_The request_.
Extract the full set of records that follows, word for word.

_Items from a dataset_.
◇ ◇ ◇ ◇

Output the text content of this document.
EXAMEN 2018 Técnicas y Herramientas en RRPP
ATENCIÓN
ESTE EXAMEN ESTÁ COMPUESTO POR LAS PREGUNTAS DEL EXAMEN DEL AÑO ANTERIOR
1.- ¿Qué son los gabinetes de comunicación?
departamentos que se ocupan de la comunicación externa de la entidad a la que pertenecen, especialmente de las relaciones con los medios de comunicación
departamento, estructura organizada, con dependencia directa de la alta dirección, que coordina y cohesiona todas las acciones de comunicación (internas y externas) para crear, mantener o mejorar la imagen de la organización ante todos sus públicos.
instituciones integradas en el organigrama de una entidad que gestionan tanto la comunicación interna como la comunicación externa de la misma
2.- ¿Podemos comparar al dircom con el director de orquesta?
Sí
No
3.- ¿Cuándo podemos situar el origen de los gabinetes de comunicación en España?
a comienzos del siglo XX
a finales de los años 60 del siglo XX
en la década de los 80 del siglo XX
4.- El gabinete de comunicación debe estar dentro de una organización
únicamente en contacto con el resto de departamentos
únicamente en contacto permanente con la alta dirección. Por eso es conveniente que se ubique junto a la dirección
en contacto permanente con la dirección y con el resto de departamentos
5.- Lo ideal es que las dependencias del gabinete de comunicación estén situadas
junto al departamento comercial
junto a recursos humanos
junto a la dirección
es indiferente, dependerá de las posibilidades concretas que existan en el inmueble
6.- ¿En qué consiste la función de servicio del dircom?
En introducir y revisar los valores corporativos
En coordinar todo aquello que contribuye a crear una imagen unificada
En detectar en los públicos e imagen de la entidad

◇ ◇ ◇ ◇

_Problem solution_.
Output the text content of this document.
EXAMEN 2018 Técnicas y Herramientas en RRPP
ATENCIÓN
ESTE EXAMEN ESTÁ COMPUESTO POR LAS PREGUNTAS DEL EXAMEN DEL AÑO ANTERIOR
1.- ¿Qué son los gabinetes de comunicación?
departamentos que se ocupan de la comunicación externa de la entidad a la que pertenecen, especialmente de las relaciones con los medios de comunicación
departamento, estructura organizada, con dependencia directa de la alta dirección, que coordina y cohesiona todas las acciones de comunicación (internas y externas) para crear, mantener o mejorar la imagen de la organización ante todos sus públicos.
instituciones integradas en el organigrama de una entidad que gestionan tanto la comunicación interna como la comunicación externa de la misma
2.- ¿Podemos comparar al dircom con el director de orquesta?
Sí
No
3.- ¿Cuándo podemos situar el origen de los gabinetes de comunicación en España?
a comienzos del siglo XX
a finales de los años 60 del siglo XX
en la década de los 80 del siglo XX
4.- El gabinete de comunicación debe estar dentro de una organización
únicamente en contacto con el resto de departamentos
únicamente en contacto permanente con la alta dirección. Por eso es conveniente que se ubique junto a la dirección
en contacto permanente con la dirección y con el resto de departamentos
5.- Lo ideal es que las dependencias del gabinete de comunicación estén situadas
junto al departamento comercial
junto a recursos humanos
junto a la dirección
es indiferente, dependerá de las posibilidades concretas que existan en el inmueble
6.- ¿En qué consiste la función de servicio del dircom?
En introducir y revisar los valores corporativos
En coordinar todo aquello que contribuye a crear una imagen unificada
En detectar en los públicos e imagen de la entidad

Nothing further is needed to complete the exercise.